BEGIN Records for the exercise

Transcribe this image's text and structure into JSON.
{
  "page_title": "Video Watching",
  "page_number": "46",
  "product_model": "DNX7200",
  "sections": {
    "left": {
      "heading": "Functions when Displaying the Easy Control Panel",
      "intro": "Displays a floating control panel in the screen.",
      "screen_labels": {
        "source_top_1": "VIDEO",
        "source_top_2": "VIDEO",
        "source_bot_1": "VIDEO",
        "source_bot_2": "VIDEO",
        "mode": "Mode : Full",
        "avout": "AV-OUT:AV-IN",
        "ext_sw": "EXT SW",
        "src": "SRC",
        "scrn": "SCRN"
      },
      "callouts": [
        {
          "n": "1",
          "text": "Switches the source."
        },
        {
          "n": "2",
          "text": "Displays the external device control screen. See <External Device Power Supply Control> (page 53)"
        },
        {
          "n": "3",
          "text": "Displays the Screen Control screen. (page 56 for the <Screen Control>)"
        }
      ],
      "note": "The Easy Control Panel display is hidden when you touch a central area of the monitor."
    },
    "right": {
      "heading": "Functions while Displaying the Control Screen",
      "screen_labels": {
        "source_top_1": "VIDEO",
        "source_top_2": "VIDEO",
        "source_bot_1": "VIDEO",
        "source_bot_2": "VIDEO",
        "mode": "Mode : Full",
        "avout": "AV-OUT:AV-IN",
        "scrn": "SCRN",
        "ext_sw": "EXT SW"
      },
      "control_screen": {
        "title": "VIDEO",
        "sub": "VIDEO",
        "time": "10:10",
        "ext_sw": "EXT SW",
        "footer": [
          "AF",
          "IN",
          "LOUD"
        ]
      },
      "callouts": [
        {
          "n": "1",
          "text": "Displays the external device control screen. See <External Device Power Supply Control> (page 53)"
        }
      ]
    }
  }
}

END Records for the exercise

- Requirements: Repeat the lines above exactly.

- Right answer:
Transcribe this image's text and structure into JSON.
{
  "page_title": "Video Watching",
  "page_number": "46",
  "product_model": "DNX7200",
  "sections": {
    "left": {
      "heading": "Functions when Displaying the Easy Control Panel",
      "intro": "Displays a floating control panel in the screen.",
      "screen_labels": {
        "source_top_1": "VIDEO",
        "source_top_2": "VIDEO",
        "source_bot_1": "VIDEO",
        "source_bot_2": "VIDEO",
        "mode": "Mode : Full",
        "avout": "AV-OUT:AV-IN",
        "ext_sw": "EXT SW",
        "src": "SRC",
        "scrn": "SCRN"
      },
      "callouts": [
        {
          "n": "1",
          "text": "Switches the source."
        },
        {
          "n": "2",
          "text": "Displays the external device control screen. See <External Device Power Supply Control> (page 53)"
        },
        {
          "n": "3",
          "text": "Displays the Screen Control screen. (page 56 for the <Screen Control>)"
        }
      ],
      "note": "The Easy Control Panel display is hidden when you touch a central area of the monitor."
    },
    "right": {
      "heading": "Functions while Displaying the Control Screen",
      "screen_labels": {
        "source_top_1": "VIDEO",
        "source_top_2": "VIDEO",
        "source_bot_1": "VIDEO",
        "source_bot_2": "VIDEO",
        "mode": "Mode : Full",
        "avout": "AV-OUT:AV-IN",
        "scrn": "SCRN",
        "ext_sw": "EXT SW"
      },
      "control_screen": {
        "title": "VIDEO",
        "sub": "VIDEO",
        "time": "10:10",
        "ext_sw": "EXT SW",
        "footer": [
          "AF",
          "IN",
          "LOUD"
        ]
      },
      "callouts": [
        {
          "n": "1",
          "text": "Displays the external device control screen. See <External Device Power Supply Control> (page 53)"
        }
      ]
    }
  }
}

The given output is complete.